[AIM]:
Copy every one of the entries below word for word, keeping each line as it stands. Leave the pictures out of your copy.

Entries from a dataset
>>>>
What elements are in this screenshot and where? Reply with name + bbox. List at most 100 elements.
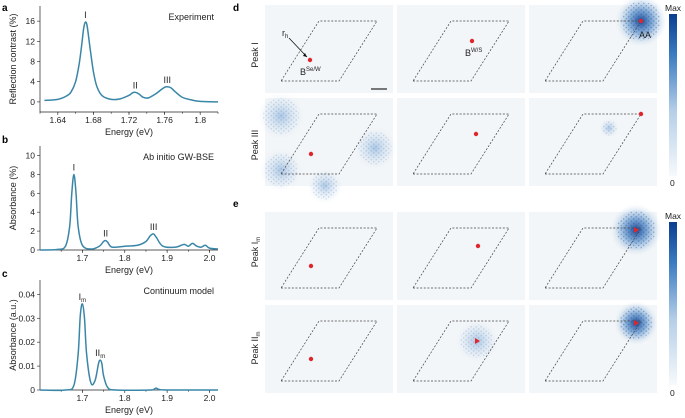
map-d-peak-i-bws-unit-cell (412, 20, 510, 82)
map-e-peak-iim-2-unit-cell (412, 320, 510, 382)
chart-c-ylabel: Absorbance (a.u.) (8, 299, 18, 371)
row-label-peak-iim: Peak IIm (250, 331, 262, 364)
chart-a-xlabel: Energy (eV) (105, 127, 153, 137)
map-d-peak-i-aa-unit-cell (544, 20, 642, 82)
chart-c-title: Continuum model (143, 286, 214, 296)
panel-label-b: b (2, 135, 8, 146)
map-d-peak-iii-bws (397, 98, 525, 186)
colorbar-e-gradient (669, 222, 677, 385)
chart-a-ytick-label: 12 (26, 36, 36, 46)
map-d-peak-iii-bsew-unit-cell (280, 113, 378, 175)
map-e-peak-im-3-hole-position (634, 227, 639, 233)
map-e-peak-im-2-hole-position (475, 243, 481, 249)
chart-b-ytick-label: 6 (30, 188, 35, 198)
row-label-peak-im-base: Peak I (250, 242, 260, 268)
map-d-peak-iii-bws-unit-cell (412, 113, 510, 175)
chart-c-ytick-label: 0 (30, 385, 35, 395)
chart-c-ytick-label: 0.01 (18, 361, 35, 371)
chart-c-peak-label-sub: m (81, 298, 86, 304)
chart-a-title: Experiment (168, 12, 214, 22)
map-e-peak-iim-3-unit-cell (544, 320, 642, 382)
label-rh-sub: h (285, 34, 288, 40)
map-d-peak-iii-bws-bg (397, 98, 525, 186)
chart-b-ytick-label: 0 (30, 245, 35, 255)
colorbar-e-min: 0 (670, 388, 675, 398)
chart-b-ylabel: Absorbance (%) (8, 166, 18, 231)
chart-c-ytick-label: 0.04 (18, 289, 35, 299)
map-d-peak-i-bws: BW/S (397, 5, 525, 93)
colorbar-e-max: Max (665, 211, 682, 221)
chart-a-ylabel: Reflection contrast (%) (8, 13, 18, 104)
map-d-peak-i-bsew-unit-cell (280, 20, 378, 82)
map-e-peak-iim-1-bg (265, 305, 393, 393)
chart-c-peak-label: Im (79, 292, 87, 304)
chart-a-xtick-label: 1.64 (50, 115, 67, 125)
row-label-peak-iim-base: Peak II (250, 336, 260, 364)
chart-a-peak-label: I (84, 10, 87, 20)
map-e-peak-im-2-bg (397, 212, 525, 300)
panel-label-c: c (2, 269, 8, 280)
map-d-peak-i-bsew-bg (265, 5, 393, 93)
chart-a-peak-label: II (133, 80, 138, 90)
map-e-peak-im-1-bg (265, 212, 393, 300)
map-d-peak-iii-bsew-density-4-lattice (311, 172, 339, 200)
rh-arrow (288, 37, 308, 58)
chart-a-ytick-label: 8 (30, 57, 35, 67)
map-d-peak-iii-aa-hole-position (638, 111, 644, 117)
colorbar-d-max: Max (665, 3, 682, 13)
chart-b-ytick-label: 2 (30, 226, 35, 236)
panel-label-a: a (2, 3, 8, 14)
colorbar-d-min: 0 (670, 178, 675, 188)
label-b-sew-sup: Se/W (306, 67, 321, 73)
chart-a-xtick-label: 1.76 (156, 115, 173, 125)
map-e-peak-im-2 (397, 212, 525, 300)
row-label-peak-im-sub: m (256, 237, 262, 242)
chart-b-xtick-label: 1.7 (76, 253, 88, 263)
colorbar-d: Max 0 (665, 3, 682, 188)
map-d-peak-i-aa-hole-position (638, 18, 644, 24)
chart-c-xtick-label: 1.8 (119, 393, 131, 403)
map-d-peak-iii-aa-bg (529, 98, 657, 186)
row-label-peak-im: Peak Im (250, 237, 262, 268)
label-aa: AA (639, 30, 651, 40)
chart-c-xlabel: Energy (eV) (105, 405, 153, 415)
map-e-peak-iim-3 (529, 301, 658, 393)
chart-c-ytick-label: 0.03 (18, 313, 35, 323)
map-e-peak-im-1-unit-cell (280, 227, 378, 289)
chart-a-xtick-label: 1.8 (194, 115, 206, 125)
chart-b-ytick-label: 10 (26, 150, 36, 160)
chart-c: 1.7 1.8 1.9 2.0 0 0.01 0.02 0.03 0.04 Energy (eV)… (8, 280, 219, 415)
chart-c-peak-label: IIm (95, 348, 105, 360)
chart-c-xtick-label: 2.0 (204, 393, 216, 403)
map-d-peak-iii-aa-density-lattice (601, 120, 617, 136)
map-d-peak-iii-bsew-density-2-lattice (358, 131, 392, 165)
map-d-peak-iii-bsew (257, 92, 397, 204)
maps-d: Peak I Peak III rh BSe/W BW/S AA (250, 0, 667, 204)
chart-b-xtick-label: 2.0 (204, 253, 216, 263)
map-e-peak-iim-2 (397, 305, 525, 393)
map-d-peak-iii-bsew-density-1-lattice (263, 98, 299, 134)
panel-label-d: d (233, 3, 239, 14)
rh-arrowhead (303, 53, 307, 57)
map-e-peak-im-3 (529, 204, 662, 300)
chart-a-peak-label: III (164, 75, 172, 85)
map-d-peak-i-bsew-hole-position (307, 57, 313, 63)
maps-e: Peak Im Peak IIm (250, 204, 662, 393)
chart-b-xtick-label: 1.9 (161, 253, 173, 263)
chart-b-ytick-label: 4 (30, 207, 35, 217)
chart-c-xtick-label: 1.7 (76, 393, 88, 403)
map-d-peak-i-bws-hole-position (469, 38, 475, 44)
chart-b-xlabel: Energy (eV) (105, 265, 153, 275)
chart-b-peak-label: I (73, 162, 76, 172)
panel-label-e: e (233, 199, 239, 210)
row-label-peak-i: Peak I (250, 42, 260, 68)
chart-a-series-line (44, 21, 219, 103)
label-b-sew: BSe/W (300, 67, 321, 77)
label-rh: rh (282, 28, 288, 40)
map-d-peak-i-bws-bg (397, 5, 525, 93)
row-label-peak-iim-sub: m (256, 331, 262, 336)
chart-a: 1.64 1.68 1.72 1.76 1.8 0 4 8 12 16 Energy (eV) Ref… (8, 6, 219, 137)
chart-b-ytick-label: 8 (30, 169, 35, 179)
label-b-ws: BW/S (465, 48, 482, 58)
<<<<
[EXERCISE RESULT]:
What elements are in this screenshot and where? Reply with name + bbox. List at most 100 elements.
map-d-peak-i-bws-unit-cell (412, 20, 510, 82)
map-e-peak-iim-2-unit-cell (412, 320, 510, 382)
chart-c-ylabel: Absorbance (a.u.) (8, 299, 18, 371)
row-label-peak-iim: Peak IIm (250, 331, 262, 364)
chart-a-xlabel: Energy (eV) (105, 127, 153, 137)
map-d-peak-i-aa-unit-cell (544, 20, 642, 82)
chart-c-title: Continuum model (143, 286, 214, 296)
panel-label-b: b (2, 135, 8, 146)
map-d-peak-iii-bws (397, 98, 525, 186)
colorbar-e-gradient (669, 222, 677, 385)
chart-a-ytick-label: 12 (26, 36, 36, 46)
map-d-peak-iii-bsew-unit-cell (280, 113, 378, 175)
map-e-peak-im-3-hole-position (634, 227, 639, 233)
map-e-peak-im-2-hole-position (475, 243, 481, 249)
chart-b-ytick-label: 6 (30, 188, 35, 198)
row-label-peak-im-base: Peak I (250, 242, 260, 268)
map-d-peak-iii-bws-unit-cell (412, 113, 510, 175)
chart-c-ytick-label: 0 (30, 385, 35, 395)
chart-c-ytick-label: 0.01 (18, 361, 35, 371)
chart-c-peak-label-sub: m (81, 298, 86, 304)
chart-a-title: Experiment (168, 12, 214, 22)
map-e-peak-iim-3-unit-cell (544, 320, 642, 382)
label-rh-sub: h (285, 34, 288, 40)
map-d-peak-iii-bws-bg (397, 98, 525, 186)
chart-b-ytick-label: 0 (30, 245, 35, 255)
colorbar-e-min: 0 (670, 388, 675, 398)
chart-b-ylabel: Absorbance (%) (8, 166, 18, 231)
chart-c-ytick-label: 0.04 (18, 289, 35, 299)
map-d-peak-i-bws: BW/S (397, 5, 525, 93)
colorbar-e-max: Max (665, 211, 682, 221)
chart-a-ylabel: Reflection contrast (%) (8, 13, 18, 104)
map-d-peak-i-bsew-unit-cell (280, 20, 378, 82)
map-e-peak-iim-1-bg (265, 305, 393, 393)
chart-c-peak-label: Im (79, 292, 87, 304)
chart-a-xtick-label: 1.64 (50, 115, 67, 125)
row-label-peak-iim-base: Peak II (250, 336, 260, 364)
chart-a-peak-label: I (84, 10, 87, 20)
map-e-peak-im-2-bg (397, 212, 525, 300)
panel-label-c: c (2, 269, 8, 280)
map-d-peak-i-bsew-bg (265, 5, 393, 93)
chart-a-peak-label: II (133, 80, 138, 90)
map-e-peak-im-1-bg (265, 212, 393, 300)
map-d-peak-iii-bsew-density-4-lattice (311, 172, 339, 200)
rh-arrow (288, 37, 308, 58)
chart-a-ytick-label: 8 (30, 57, 35, 67)
map-d-peak-iii-aa-hole-position (638, 111, 644, 117)
colorbar-d-max: Max (665, 3, 682, 13)
chart-b-ytick-label: 2 (30, 226, 35, 236)
panel-label-a: a (2, 3, 8, 14)
colorbar-d-min: 0 (670, 178, 675, 188)
label-b-sew-sup: Se/W (306, 67, 321, 73)
chart-a-xtick-label: 1.76 (156, 115, 173, 125)
map-e-peak-im-2 (397, 212, 525, 300)
row-label-peak-im-sub: m (256, 237, 262, 242)
chart-b-xtick-label: 1.7 (76, 253, 88, 263)
colorbar-d: Max 0 (665, 3, 682, 188)
map-d-peak-i-aa-hole-position (638, 18, 644, 24)
chart-c-xtick-label: 1.8 (119, 393, 131, 403)
map-d-peak-iii-aa-bg (529, 98, 657, 186)
row-label-peak-im: Peak Im (250, 237, 262, 268)
label-aa: AA (639, 30, 651, 40)
chart-c-xlabel: Energy (eV) (105, 405, 153, 415)
map-e-peak-iim-3 (529, 301, 658, 393)
chart-c-ytick-label: 0.03 (18, 313, 35, 323)
map-e-peak-im-1-unit-cell (280, 227, 378, 289)
chart-a-xtick-label: 1.8 (194, 115, 206, 125)
chart-b-ytick-label: 10 (26, 150, 36, 160)
chart-c: 1.7 1.8 1.9 2.0 0 0.01 0.02 0.03 0.04 Energy (eV)… (8, 280, 219, 415)
chart-c-peak-label: IIm (95, 348, 105, 360)
chart-c-xtick-label: 2.0 (204, 393, 216, 403)
map-d-peak-iii-aa-density-lattice (601, 120, 617, 136)
map-d-peak-iii-bsew-density-2-lattice (358, 131, 392, 165)
map-d-peak-iii-bsew (257, 92, 397, 204)
maps-d: Peak I Peak III rh BSe/W BW/S AA (250, 0, 667, 204)
chart-b-xtick-label: 2.0 (204, 253, 216, 263)
map-e-peak-iim-2 (397, 305, 525, 393)
map-d-peak-iii-bsew-density-1-lattice (263, 98, 299, 134)
panel-label-d: d (233, 3, 239, 14)
rh-arrowhead (303, 53, 307, 57)
map-e-peak-im-3 (529, 204, 662, 300)
chart-a-peak-label: III (164, 75, 172, 85)
map-d-peak-i-bsew-hole-position (307, 57, 313, 63)
maps-e: Peak Im Peak IIm (250, 204, 662, 393)
chart-b-xtick-label: 1.9 (161, 253, 173, 263)
chart-b-ytick-label: 4 (30, 207, 35, 217)
chart-c-xtick-label: 1.7 (76, 393, 88, 403)
map-d-peak-i-bws-hole-position (469, 38, 475, 44)
chart-b-xlabel: Energy (eV) (105, 265, 153, 275)
chart-b-peak-label: I (73, 162, 76, 172)
panel-label-e: e (233, 199, 239, 210)
row-label-peak-i: Peak I (250, 42, 260, 68)
chart-a-series-line (44, 21, 219, 103)
label-b-sew: BSe/W (300, 67, 321, 77)
label-rh: rh (282, 28, 288, 40)
map-d-peak-i-bws-bg (397, 5, 525, 93)
row-label-peak-iim-sub: m (256, 331, 262, 336)
chart-a: 1.64 1.68 1.72 1.76 1.8 0 4 8 12 16 Energy (eV) Ref… (8, 6, 219, 137)
chart-b-ytick-label: 8 (30, 169, 35, 179)
label-b-ws: BW/S (465, 48, 482, 58)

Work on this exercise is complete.